— START PROVIDED DATA —
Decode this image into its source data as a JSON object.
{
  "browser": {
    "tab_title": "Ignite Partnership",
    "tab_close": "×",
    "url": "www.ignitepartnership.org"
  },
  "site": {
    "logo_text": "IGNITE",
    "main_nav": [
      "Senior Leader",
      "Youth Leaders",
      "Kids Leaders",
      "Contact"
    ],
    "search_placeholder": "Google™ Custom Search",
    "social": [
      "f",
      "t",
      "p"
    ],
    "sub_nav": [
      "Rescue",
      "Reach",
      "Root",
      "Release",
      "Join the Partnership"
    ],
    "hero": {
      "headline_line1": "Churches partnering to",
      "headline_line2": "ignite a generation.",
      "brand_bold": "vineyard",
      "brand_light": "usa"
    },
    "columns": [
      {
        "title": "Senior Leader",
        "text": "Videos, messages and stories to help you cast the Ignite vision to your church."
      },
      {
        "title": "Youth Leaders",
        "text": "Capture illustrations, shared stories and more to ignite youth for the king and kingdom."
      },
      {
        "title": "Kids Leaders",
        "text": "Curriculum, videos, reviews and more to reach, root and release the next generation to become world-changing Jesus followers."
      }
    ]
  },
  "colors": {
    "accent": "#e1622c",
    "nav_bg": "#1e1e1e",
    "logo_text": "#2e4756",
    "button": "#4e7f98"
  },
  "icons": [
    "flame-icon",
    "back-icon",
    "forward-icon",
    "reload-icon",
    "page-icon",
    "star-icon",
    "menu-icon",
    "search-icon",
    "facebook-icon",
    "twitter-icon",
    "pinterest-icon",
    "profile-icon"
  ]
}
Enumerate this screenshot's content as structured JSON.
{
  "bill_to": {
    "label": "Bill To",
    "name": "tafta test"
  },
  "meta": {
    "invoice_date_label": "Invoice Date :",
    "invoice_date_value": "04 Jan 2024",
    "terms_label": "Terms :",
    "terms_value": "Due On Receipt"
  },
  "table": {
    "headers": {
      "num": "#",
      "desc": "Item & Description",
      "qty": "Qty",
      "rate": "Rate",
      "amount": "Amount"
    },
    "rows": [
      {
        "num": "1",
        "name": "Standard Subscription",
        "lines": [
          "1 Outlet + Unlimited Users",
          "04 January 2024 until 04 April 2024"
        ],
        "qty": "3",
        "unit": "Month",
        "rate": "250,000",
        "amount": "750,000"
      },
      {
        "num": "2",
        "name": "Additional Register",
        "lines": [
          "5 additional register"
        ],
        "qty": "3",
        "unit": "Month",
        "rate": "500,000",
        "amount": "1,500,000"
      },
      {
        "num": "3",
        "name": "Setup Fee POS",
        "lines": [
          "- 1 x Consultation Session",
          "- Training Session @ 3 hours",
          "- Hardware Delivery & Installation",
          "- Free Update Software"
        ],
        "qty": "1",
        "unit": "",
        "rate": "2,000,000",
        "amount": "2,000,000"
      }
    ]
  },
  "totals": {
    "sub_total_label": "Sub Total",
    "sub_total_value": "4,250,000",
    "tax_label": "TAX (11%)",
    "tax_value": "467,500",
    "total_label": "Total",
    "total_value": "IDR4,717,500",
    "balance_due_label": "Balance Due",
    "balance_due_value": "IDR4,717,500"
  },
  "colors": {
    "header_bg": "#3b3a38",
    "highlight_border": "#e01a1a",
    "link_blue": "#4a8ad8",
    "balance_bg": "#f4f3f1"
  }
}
— END PROVIDED DATA —
## PROBLEM STATEMENT:
Where a line above holds the string "stories", show that line.

## ANSWER TO THE TASK:
        "text": "Videos, messages and stories to help you cast the Ignite vision to your church."
        "text": "Capture illustrations, shared stories and more to ignite youth for the king and kingdom."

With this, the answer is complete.